» **GOAL**
Reproduce each of the entries below line for line, with no changes.

» **RAW RECORDS**
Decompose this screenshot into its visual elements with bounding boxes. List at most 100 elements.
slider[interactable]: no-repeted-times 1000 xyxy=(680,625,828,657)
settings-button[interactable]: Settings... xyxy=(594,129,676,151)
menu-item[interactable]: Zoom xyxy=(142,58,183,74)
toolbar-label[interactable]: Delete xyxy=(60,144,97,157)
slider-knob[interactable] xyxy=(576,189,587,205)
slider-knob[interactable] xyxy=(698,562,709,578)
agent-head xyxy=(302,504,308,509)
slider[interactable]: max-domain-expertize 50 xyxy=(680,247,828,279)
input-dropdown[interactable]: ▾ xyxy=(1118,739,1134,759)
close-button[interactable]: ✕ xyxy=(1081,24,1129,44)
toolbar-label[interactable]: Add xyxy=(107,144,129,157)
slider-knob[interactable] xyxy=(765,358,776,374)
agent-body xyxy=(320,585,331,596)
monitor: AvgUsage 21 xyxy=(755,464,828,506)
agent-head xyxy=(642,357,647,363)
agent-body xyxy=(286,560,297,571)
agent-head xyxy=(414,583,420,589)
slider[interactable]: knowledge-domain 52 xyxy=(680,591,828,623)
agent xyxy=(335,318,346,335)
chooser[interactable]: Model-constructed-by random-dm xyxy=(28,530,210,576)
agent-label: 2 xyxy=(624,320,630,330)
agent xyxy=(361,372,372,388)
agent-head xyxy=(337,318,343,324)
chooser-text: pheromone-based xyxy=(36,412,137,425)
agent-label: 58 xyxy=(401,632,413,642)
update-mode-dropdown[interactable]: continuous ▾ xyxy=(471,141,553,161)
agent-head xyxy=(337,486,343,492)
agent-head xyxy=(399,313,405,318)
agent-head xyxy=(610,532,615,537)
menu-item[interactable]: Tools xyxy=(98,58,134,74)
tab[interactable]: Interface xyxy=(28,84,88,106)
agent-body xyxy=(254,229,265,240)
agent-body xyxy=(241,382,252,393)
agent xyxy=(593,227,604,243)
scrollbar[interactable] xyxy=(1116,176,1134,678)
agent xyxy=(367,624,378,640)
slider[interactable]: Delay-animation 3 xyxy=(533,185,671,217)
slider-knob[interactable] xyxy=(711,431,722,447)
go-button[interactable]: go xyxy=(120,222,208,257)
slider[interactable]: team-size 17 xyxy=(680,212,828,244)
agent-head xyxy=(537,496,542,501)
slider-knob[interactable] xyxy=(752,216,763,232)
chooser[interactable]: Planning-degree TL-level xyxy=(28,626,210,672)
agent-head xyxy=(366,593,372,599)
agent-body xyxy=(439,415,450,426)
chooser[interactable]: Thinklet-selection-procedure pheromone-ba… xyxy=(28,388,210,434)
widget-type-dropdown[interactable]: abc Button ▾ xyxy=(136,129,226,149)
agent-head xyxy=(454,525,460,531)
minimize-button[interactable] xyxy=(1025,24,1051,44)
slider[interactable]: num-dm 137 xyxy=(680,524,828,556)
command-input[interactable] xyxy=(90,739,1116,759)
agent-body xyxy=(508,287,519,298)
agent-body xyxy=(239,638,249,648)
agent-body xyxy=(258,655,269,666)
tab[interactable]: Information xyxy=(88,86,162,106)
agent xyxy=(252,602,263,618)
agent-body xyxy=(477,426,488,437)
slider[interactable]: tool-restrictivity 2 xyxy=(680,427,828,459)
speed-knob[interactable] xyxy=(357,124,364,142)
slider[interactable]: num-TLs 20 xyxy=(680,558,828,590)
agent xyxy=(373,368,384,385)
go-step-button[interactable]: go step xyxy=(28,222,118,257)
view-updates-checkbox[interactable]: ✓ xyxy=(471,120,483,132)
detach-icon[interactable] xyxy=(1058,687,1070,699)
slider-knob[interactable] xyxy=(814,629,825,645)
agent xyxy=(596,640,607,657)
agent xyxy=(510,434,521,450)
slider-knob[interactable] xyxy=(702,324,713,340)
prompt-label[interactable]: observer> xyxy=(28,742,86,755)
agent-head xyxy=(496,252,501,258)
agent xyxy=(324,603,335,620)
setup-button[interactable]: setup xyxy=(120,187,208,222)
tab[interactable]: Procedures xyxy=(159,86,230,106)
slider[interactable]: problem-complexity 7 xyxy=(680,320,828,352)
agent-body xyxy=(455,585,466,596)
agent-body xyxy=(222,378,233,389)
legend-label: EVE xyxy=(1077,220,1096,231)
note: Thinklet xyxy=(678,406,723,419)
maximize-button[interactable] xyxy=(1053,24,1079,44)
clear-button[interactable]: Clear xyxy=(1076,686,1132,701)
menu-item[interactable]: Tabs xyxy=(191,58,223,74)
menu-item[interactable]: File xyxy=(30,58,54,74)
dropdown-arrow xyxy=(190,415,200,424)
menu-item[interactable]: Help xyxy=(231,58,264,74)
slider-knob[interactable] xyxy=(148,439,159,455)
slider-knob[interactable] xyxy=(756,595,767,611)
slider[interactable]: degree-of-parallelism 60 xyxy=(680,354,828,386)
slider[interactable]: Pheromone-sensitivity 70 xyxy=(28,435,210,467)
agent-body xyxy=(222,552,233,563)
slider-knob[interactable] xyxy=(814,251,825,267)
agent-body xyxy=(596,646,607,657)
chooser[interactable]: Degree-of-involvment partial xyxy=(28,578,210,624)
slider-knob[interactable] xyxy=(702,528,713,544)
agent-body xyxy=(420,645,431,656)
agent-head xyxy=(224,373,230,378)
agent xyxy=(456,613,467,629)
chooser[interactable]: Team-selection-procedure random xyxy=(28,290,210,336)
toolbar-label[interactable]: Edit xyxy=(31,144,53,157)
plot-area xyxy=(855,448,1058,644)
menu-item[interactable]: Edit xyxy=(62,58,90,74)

» **RESPONSE TO THE EXERCISE**
Decompose this screenshot into its visual elements with bounding boxes. List at most 100 elements.
slider[interactable]: no-repeted-times 1000 xyxy=(680,625,828,657)
settings-button[interactable]: Settings... xyxy=(594,129,676,151)
menu-item[interactable]: Zoom xyxy=(142,58,183,74)
toolbar-label[interactable]: Delete xyxy=(60,144,97,157)
slider-knob[interactable] xyxy=(576,189,587,205)
slider-knob[interactable] xyxy=(698,562,709,578)
agent-head xyxy=(302,504,308,509)
slider[interactable]: max-domain-expertize 50 xyxy=(680,247,828,279)
input-dropdown[interactable]: ▾ xyxy=(1118,739,1134,759)
close-button[interactable]: ✕ xyxy=(1081,24,1129,44)
toolbar-label[interactable]: Add xyxy=(107,144,129,157)
slider-knob[interactable] xyxy=(765,358,776,374)
agent-body xyxy=(320,585,331,596)
monitor: AvgUsage 21 xyxy=(755,464,828,506)
agent-head xyxy=(642,357,647,363)
agent-body xyxy=(286,560,297,571)
agent-head xyxy=(414,583,420,589)
slider[interactable]: knowledge-domain 52 xyxy=(680,591,828,623)
agent xyxy=(335,318,346,335)
chooser[interactable]: Model-constructed-by random-dm xyxy=(28,530,210,576)
agent-label: 2 xyxy=(624,320,630,330)
agent xyxy=(361,372,372,388)
agent-head xyxy=(337,318,343,324)
chooser-text: pheromone-based xyxy=(36,412,137,425)
agent-label: 58 xyxy=(401,632,413,642)
update-mode-dropdown[interactable]: continuous ▾ xyxy=(471,141,553,161)
agent-head xyxy=(337,486,343,492)
agent-head xyxy=(399,313,405,318)
agent-head xyxy=(610,532,615,537)
menu-item[interactable]: Tools xyxy=(98,58,134,74)
tab[interactable]: Interface xyxy=(28,84,88,106)
agent-body xyxy=(254,229,265,240)
agent-body xyxy=(241,382,252,393)
agent xyxy=(593,227,604,243)
scrollbar[interactable] xyxy=(1116,176,1134,678)
agent xyxy=(367,624,378,640)
slider[interactable]: Delay-animation 3 xyxy=(533,185,671,217)
slider-knob[interactable] xyxy=(711,431,722,447)
go-button[interactable]: go xyxy=(120,222,208,257)
slider[interactable]: team-size 17 xyxy=(680,212,828,244)
agent-head xyxy=(537,496,542,501)
slider-knob[interactable] xyxy=(752,216,763,232)
chooser[interactable]: Planning-degree TL-level xyxy=(28,626,210,672)
agent-head xyxy=(366,593,372,599)
agent-body xyxy=(439,415,450,426)
chooser[interactable]: Thinklet-selection-procedure pheromone-ba… xyxy=(28,388,210,434)
widget-type-dropdown[interactable]: abc Button ▾ xyxy=(136,129,226,149)
agent-head xyxy=(454,525,460,531)
minimize-button[interactable] xyxy=(1025,24,1051,44)
slider[interactable]: num-dm 137 xyxy=(680,524,828,556)
command-input[interactable] xyxy=(90,739,1116,759)
agent-body xyxy=(508,287,519,298)
agent-body xyxy=(239,638,249,648)
agent-body xyxy=(258,655,269,666)
tab[interactable]: Information xyxy=(88,86,162,106)
agent xyxy=(252,602,263,618)
agent-body xyxy=(477,426,488,437)
slider[interactable]: tool-restrictivity 2 xyxy=(680,427,828,459)
speed-knob[interactable] xyxy=(357,124,364,142)
slider[interactable]: num-TLs 20 xyxy=(680,558,828,590)
agent xyxy=(373,368,384,385)
go-step-button[interactable]: go step xyxy=(28,222,118,257)
view-updates-checkbox[interactable]: ✓ xyxy=(471,120,483,132)
detach-icon[interactable] xyxy=(1058,687,1070,699)
slider-knob[interactable] xyxy=(814,629,825,645)
agent xyxy=(596,640,607,657)
agent xyxy=(510,434,521,450)
slider-knob[interactable] xyxy=(702,324,713,340)
prompt-label[interactable]: observer> xyxy=(28,742,86,755)
agent-head xyxy=(496,252,501,258)
agent xyxy=(324,603,335,620)
setup-button[interactable]: setup xyxy=(120,187,208,222)
tab[interactable]: Procedures xyxy=(159,86,230,106)
slider[interactable]: problem-complexity 7 xyxy=(680,320,828,352)
agent-body xyxy=(455,585,466,596)
agent-body xyxy=(222,378,233,389)
legend-label: EVE xyxy=(1077,220,1096,231)
note: Thinklet xyxy=(678,406,723,419)
maximize-button[interactable] xyxy=(1053,24,1079,44)
clear-button[interactable]: Clear xyxy=(1076,686,1132,701)
menu-item[interactable]: Tabs xyxy=(191,58,223,74)
menu-item[interactable]: File xyxy=(30,58,54,74)
dropdown-arrow xyxy=(190,415,200,424)
menu-item[interactable]: Help xyxy=(231,58,264,74)
slider-knob[interactable] xyxy=(148,439,159,455)
slider-knob[interactable] xyxy=(756,595,767,611)
slider[interactable]: degree-of-parallelism 60 xyxy=(680,354,828,386)
slider[interactable]: Pheromone-sensitivity 70 xyxy=(28,435,210,467)
agent-body xyxy=(222,552,233,563)
slider-knob[interactable] xyxy=(814,251,825,267)
agent-body xyxy=(596,646,607,657)
chooser[interactable]: Degree-of-involvment partial xyxy=(28,578,210,624)
slider-knob[interactable] xyxy=(702,528,713,544)
agent-body xyxy=(420,645,431,656)
agent-head xyxy=(224,373,230,378)
agent xyxy=(456,613,467,629)
chooser[interactable]: Team-selection-procedure random xyxy=(28,290,210,336)
toolbar-label[interactable]: Edit xyxy=(31,144,53,157)
plot-area xyxy=(855,448,1058,644)
menu-item[interactable]: Edit xyxy=(62,58,90,74)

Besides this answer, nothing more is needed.